Across the listing below, count the lines that mention the string "fila". Reply with the figure only.

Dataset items
┄┄┄┄┄┄┄┄┄┄

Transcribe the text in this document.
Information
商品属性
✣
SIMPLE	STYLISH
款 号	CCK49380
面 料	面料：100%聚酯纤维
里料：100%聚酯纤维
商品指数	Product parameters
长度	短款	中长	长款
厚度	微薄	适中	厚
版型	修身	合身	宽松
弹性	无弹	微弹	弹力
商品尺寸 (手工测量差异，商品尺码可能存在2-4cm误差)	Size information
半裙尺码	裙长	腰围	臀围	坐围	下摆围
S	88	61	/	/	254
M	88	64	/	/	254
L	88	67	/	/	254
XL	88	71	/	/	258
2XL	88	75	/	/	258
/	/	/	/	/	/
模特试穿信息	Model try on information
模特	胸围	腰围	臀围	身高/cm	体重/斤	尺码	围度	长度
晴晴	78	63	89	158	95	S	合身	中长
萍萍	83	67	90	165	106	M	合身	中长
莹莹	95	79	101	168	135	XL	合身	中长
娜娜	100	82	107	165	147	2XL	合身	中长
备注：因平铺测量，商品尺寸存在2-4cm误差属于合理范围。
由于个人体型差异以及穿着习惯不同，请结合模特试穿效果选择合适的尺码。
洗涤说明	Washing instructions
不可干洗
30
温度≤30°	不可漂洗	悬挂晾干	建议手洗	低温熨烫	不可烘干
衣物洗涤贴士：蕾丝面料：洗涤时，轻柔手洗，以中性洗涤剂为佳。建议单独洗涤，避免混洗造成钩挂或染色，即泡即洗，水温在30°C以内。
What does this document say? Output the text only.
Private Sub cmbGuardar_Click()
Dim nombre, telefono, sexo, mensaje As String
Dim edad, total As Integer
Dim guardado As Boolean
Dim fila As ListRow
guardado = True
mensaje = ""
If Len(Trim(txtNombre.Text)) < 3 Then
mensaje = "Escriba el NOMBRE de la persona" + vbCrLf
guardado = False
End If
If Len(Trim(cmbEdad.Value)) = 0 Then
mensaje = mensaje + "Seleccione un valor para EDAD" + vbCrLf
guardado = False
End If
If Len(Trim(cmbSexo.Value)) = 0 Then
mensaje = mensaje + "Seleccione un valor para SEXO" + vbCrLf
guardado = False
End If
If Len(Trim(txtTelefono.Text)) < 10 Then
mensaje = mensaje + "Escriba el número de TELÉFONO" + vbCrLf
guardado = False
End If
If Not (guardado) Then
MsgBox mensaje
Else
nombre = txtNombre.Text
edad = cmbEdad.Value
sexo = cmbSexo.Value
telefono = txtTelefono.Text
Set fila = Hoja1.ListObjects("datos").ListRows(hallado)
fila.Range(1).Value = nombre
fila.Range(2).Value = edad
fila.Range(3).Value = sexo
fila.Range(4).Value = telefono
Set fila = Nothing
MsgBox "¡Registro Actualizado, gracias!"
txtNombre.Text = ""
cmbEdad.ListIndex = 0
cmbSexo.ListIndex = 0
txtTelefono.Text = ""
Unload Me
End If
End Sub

┄┄┄┄┄┄┄┄┄┄

(THE REPLY):
7